> [What the exercise asks] Provide only the number of lines in the listing that contain the string "Configuration".

[Stored entries]
************

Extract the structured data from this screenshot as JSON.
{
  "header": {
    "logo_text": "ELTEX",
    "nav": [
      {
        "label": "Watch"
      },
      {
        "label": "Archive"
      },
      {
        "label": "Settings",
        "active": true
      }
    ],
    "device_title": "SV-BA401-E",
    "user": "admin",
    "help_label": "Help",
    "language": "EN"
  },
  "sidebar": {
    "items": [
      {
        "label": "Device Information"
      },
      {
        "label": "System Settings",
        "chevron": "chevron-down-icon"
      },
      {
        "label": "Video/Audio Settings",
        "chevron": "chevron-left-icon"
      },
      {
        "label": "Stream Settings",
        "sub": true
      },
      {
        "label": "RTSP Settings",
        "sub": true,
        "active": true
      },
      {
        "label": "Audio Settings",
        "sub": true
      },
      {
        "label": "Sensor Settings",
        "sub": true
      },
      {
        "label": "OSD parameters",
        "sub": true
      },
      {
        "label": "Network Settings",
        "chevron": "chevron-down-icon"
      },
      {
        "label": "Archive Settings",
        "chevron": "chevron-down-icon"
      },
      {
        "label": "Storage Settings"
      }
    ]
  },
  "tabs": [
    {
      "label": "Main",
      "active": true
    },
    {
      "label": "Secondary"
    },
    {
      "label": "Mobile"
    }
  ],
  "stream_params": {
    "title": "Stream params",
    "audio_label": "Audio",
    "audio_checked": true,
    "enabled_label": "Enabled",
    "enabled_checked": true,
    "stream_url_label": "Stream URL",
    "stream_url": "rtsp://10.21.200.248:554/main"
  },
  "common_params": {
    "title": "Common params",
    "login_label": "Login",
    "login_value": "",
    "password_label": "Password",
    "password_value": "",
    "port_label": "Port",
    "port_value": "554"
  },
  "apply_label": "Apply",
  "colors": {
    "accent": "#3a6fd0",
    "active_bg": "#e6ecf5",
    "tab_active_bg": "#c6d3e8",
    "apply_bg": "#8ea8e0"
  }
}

************

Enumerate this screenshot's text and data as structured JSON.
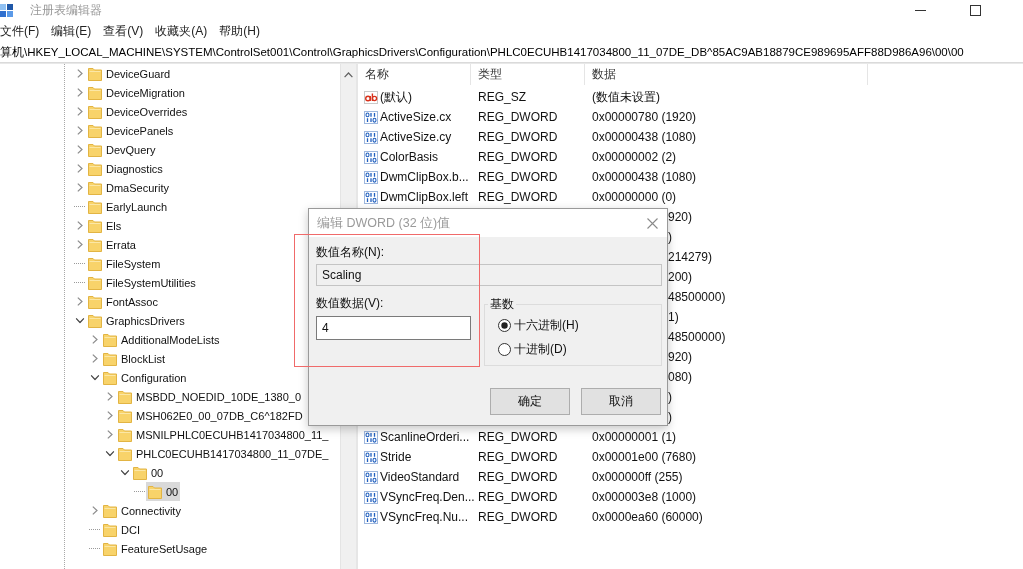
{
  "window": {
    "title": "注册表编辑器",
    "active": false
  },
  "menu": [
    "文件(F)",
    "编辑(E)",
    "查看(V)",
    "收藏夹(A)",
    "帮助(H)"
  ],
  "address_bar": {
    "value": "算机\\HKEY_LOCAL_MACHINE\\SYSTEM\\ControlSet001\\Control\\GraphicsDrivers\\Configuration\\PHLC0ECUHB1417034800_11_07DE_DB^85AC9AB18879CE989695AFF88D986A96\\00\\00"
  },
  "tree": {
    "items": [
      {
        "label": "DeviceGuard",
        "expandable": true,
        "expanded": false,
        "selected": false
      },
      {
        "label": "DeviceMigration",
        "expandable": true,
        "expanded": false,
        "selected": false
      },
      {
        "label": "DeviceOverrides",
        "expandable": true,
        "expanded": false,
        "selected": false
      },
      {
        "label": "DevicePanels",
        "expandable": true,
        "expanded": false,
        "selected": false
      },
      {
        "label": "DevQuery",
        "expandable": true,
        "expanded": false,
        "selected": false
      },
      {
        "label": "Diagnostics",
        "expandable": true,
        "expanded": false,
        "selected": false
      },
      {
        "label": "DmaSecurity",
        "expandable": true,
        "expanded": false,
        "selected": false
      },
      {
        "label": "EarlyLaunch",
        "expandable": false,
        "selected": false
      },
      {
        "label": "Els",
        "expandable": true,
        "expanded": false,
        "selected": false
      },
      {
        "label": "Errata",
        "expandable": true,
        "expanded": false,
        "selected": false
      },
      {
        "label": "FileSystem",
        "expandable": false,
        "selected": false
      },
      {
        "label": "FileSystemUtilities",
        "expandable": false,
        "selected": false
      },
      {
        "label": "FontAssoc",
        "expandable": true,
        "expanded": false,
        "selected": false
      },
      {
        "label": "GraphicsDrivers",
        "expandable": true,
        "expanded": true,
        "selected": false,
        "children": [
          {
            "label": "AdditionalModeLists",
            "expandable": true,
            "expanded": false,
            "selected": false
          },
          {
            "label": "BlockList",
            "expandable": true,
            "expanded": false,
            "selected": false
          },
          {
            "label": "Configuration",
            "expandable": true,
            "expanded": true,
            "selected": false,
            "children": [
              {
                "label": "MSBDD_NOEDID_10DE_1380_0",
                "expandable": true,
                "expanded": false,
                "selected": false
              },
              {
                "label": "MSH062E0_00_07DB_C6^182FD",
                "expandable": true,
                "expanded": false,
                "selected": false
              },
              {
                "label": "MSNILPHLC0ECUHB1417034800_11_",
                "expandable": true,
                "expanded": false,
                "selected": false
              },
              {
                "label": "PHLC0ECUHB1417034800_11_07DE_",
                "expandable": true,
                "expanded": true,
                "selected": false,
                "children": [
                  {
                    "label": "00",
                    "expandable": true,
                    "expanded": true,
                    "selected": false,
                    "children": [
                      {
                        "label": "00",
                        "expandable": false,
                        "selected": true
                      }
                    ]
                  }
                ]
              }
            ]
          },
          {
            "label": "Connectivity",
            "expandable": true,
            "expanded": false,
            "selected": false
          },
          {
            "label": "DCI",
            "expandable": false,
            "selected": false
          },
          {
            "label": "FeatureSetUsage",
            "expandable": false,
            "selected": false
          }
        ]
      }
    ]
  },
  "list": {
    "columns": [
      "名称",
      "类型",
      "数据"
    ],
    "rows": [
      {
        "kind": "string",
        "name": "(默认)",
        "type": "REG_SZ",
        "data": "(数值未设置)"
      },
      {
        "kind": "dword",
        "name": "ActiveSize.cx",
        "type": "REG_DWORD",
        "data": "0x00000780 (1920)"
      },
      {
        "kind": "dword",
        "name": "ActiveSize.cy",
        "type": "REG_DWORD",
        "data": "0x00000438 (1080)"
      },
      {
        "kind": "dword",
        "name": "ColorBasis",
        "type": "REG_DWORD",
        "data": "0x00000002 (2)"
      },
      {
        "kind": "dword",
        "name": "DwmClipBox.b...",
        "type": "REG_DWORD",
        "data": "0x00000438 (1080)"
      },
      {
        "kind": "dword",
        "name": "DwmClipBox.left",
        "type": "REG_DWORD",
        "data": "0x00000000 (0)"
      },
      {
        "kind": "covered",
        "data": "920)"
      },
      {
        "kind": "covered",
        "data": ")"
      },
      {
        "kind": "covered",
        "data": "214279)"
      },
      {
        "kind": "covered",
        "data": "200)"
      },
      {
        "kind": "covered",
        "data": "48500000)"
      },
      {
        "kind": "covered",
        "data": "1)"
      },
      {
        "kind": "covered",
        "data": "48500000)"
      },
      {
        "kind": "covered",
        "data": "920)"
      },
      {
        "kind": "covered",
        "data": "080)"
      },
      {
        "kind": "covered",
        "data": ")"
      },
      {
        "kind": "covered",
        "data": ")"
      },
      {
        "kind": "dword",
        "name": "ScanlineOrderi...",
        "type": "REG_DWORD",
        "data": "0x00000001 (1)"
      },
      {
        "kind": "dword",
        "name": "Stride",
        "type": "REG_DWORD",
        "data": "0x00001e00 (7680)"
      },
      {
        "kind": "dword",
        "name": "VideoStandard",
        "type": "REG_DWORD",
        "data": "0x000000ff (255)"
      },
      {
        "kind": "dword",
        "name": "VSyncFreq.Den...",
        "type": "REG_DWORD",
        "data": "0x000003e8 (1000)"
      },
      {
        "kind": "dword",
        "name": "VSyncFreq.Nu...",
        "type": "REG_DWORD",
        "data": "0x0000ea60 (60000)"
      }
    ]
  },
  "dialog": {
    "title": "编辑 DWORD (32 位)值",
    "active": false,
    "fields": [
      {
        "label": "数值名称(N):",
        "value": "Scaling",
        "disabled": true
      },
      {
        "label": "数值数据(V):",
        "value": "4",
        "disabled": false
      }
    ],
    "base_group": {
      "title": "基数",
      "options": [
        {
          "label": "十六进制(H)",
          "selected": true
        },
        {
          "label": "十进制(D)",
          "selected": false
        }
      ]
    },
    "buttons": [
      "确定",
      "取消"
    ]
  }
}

************

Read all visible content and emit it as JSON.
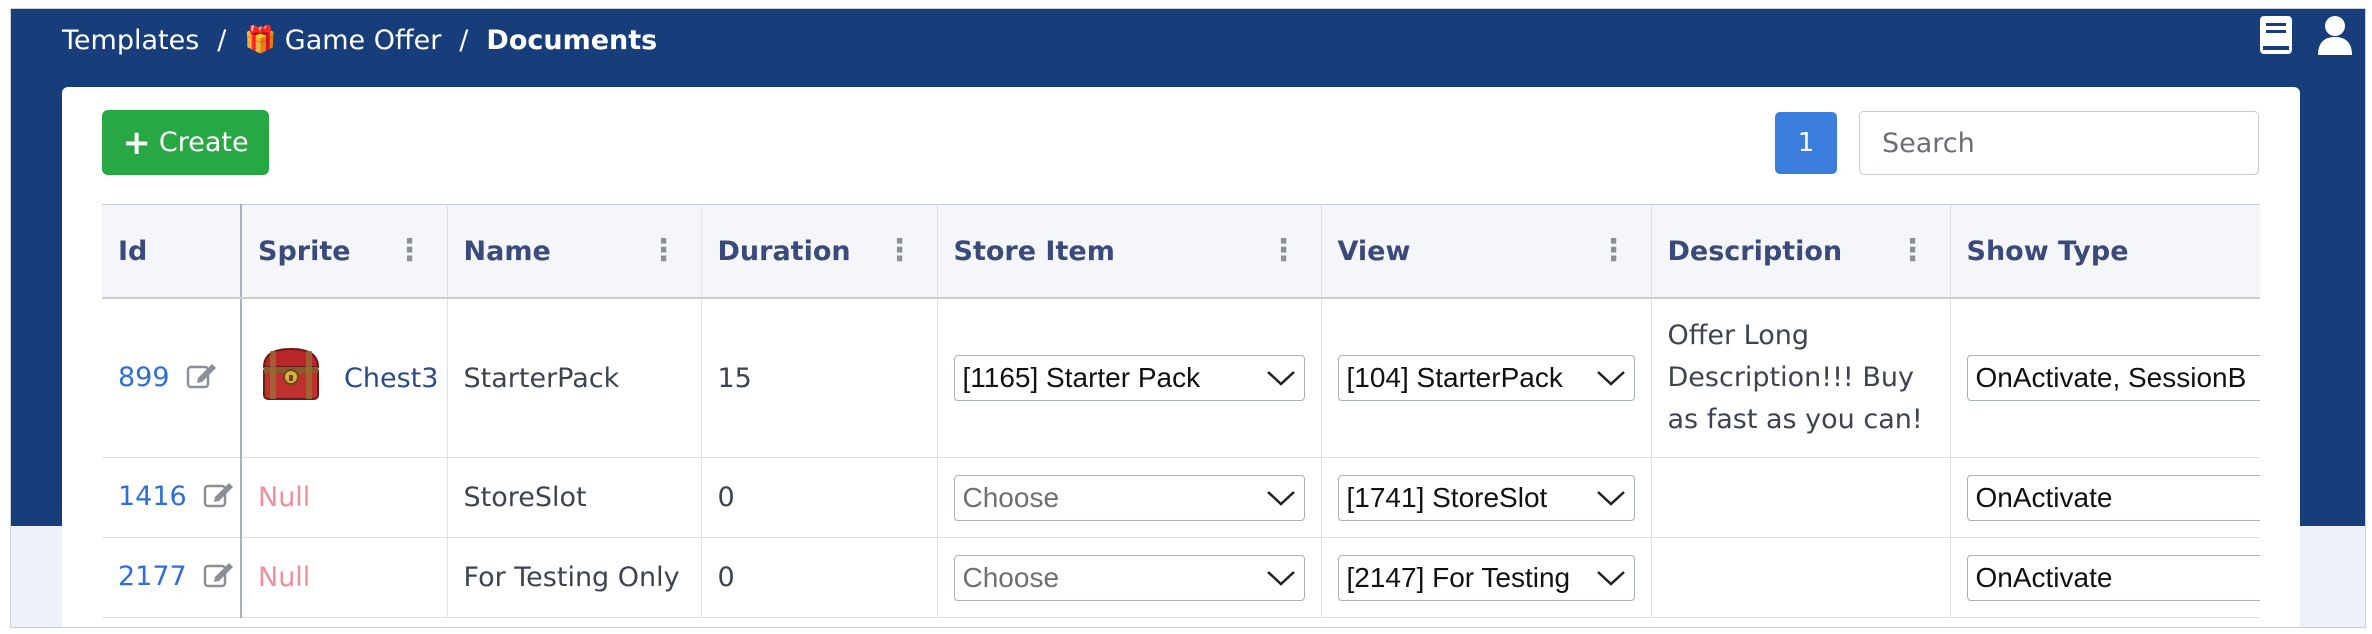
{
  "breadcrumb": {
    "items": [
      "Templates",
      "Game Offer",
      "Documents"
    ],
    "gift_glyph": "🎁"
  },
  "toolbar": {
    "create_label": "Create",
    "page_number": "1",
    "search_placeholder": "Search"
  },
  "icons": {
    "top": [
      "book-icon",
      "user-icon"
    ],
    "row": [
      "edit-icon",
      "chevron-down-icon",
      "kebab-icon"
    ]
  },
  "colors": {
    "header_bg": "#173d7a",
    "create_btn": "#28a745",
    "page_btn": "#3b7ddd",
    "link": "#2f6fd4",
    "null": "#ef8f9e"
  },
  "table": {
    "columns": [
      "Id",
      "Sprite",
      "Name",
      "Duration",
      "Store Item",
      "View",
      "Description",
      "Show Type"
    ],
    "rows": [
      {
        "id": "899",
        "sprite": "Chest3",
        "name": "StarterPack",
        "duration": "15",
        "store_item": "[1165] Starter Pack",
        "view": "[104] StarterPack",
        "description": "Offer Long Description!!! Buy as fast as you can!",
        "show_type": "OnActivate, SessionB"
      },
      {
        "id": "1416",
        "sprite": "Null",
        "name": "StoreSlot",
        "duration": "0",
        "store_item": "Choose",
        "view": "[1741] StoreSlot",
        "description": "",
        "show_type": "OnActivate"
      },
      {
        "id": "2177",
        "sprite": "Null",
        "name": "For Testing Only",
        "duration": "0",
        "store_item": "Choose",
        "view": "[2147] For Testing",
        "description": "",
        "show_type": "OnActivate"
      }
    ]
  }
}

************

> [Result of this task] 2